Entries provided:

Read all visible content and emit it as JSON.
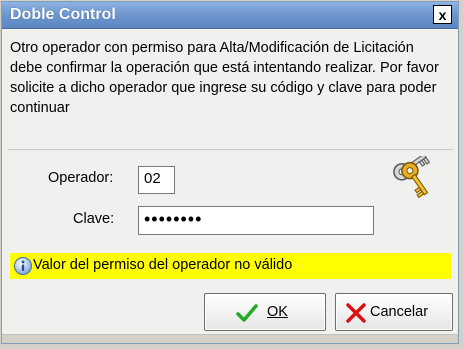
{
  "window": {
    "title": "Doble Control",
    "close_label": "x"
  },
  "message": "Otro operador con permiso para Alta/Modificación de Licitación debe confirmar la operación que está intentando realizar. Por favor solicite a dicho operador que ingrese su código y clave para poder continuar",
  "form": {
    "operador_label": "Operador:",
    "operador_value": "02",
    "clave_label": "Clave:",
    "clave_value": "••••••••"
  },
  "notice": {
    "text": "Valor del permiso del operador no válido",
    "background": "#ffff00"
  },
  "buttons": {
    "ok_label": "OK",
    "cancel_label": "Cancelar"
  },
  "icons": {
    "keys": "keys-icon",
    "info": "info-icon",
    "ok": "checkmark-icon",
    "cancel": "x-mark-icon",
    "close": "close-icon"
  },
  "colors": {
    "titlebar": "#6f98cf",
    "ok_check": "#22aa22",
    "cancel_x": "#dd1111"
  }
}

Required task: Return the full material word for word. Do not include the pictures.

Solution for this task:
Read all visible content and emit it as JSON.
{
  "window": {
    "title": "Doble Control",
    "close_label": "x"
  },
  "message": "Otro operador con permiso para Alta/Modificación de Licitación debe confirmar la operación que está intentando realizar. Por favor solicite a dicho operador que ingrese su código y clave para poder continuar",
  "form": {
    "operador_label": "Operador:",
    "operador_value": "02",
    "clave_label": "Clave:",
    "clave_value": "••••••••"
  },
  "notice": {
    "text": "Valor del permiso del operador no válido",
    "background": "#ffff00"
  },
  "buttons": {
    "ok_label": "OK",
    "cancel_label": "Cancelar"
  },
  "icons": {
    "keys": "keys-icon",
    "info": "info-icon",
    "ok": "checkmark-icon",
    "cancel": "x-mark-icon",
    "close": "close-icon"
  },
  "colors": {
    "titlebar": "#6f98cf",
    "ok_check": "#22aa22",
    "cancel_x": "#dd1111"
  }
}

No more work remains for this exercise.